### Instruction:
Repeat all of the material exactly as given.

Listed records start

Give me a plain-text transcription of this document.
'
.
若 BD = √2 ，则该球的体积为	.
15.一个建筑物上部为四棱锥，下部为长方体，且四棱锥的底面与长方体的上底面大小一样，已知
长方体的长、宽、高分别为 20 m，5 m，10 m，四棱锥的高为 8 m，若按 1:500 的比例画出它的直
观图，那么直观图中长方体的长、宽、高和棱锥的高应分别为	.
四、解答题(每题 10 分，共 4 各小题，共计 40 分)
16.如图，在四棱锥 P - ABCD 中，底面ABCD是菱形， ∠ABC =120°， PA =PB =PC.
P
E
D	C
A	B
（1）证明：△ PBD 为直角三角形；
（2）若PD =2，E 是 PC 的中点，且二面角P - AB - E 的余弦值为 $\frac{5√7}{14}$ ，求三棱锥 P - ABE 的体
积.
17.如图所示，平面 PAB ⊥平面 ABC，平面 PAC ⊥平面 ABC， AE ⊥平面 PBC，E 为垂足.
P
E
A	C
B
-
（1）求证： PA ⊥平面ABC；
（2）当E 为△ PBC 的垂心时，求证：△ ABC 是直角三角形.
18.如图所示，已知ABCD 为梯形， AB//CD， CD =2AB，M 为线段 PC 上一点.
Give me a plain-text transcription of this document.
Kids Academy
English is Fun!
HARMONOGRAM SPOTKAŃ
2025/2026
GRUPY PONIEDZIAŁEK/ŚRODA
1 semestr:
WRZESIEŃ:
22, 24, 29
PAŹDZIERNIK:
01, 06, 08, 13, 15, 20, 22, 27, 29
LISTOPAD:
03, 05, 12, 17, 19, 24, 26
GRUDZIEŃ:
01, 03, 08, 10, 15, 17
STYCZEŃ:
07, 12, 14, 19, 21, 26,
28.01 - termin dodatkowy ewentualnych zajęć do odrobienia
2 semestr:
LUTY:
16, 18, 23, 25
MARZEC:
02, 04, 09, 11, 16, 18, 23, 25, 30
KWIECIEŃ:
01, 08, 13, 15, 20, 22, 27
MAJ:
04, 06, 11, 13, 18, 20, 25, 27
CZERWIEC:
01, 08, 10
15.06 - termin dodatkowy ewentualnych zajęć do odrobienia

Listed records end

### Expected answer:
Give me a plain-text transcription of this document.
'
.
若 BD = √2 ，则该球的体积为	.
15.一个建筑物上部为四棱锥，下部为长方体，且四棱锥的底面与长方体的上底面大小一样，已知
长方体的长、宽、高分别为 20 m，5 m，10 m，四棱锥的高为 8 m，若按 1:500 的比例画出它的直
观图，那么直观图中长方体的长、宽、高和棱锥的高应分别为	.
四、解答题(每题 10 分，共 4 各小题，共计 40 分)
16.如图，在四棱锥 P - ABCD 中，底面ABCD是菱形， ∠ABC =120°， PA =PB =PC.
P
E
D	C
A	B
（1）证明：△ PBD 为直角三角形；
（2）若PD =2，E 是 PC 的中点，且二面角P - AB - E 的余弦值为 $\frac{5√7}{14}$ ，求三棱锥 P - ABE 的体
积.
17.如图所示，平面 PAB ⊥平面 ABC，平面 PAC ⊥平面 ABC， AE ⊥平面 PBC，E 为垂足.
P
E
A	C
B
-
（1）求证： PA ⊥平面ABC；
（2）当E 为△ PBC 的垂心时，求证：△ ABC 是直角三角形.
18.如图所示，已知ABCD 为梯形， AB//CD， CD =2AB，M 为线段 PC 上一点.
Give me a plain-text transcription of this document.
Kids Academy
English is Fun!
HARMONOGRAM SPOTKAŃ
2025/2026
GRUPY PONIEDZIAŁEK/ŚRODA
1 semestr:
WRZESIEŃ:
22, 24, 29
PAŹDZIERNIK:
01, 06, 08, 13, 15, 20, 22, 27, 29
LISTOPAD:
03, 05, 12, 17, 19, 24, 26
GRUDZIEŃ:
01, 03, 08, 10, 15, 17
STYCZEŃ:
07, 12, 14, 19, 21, 26,
28.01 - termin dodatkowy ewentualnych zajęć do odrobienia
2 semestr:
LUTY:
16, 18, 23, 25
MARZEC:
02, 04, 09, 11, 16, 18, 23, 25, 30
KWIECIEŃ:
01, 08, 13, 15, 20, 22, 27
MAJ:
04, 06, 11, 13, 18, 20, 25, 27
CZERWIEC:
01, 08, 10
15.06 - termin dodatkowy ewentualnych zajęć do odrobienia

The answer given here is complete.